DIRECTIVE:
Every entry here needs to be repeated exactly.

+ + + + +

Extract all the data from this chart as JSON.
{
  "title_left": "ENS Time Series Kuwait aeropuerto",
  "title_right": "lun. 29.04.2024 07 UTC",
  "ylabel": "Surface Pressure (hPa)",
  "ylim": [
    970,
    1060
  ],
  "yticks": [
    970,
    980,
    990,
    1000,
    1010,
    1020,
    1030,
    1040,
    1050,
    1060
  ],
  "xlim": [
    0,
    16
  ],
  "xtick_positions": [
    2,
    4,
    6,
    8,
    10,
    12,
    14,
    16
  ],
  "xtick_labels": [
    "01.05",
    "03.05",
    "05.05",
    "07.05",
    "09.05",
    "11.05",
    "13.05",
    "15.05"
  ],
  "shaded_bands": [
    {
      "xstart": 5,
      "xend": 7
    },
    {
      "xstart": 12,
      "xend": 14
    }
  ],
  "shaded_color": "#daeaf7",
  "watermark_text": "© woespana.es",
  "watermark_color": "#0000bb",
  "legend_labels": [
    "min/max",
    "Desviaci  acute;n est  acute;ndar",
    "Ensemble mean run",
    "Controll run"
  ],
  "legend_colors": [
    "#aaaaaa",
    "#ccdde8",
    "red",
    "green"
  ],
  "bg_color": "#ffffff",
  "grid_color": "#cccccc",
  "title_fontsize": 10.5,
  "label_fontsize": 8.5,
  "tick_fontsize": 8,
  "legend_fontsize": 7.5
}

+ + + + +

OUTPUT:
Extract all the data from this chart as JSON.
{
  "title_left": "ENS Time Series Kuwait aeropuerto",
  "title_right": "lun. 29.04.2024 07 UTC",
  "ylabel": "Surface Pressure (hPa)",
  "ylim": [
    970,
    1060
  ],
  "yticks": [
    970,
    980,
    990,
    1000,
    1010,
    1020,
    1030,
    1040,
    1050,
    1060
  ],
  "xlim": [
    0,
    16
  ],
  "xtick_positions": [
    2,
    4,
    6,
    8,
    10,
    12,
    14,
    16
  ],
  "xtick_labels": [
    "01.05",
    "03.05",
    "05.05",
    "07.05",
    "09.05",
    "11.05",
    "13.05",
    "15.05"
  ],
  "shaded_bands": [
    {
      "xstart": 5,
      "xend": 7
    },
    {
      "xstart": 12,
      "xend": 14
    }
  ],
  "shaded_color": "#daeaf7",
  "watermark_text": "© woespana.es",
  "watermark_color": "#0000bb",
  "legend_labels": [
    "min/max",
    "Desviaci  acute;n est  acute;ndar",
    "Ensemble mean run",
    "Controll run"
  ],
  "legend_colors": [
    "#aaaaaa",
    "#ccdde8",
    "red",
    "green"
  ],
  "bg_color": "#ffffff",
  "grid_color": "#cccccc",
  "title_fontsize": 10.5,
  "label_fontsize": 8.5,
  "tick_fontsize": 8,
  "legend_fontsize": 7.5
}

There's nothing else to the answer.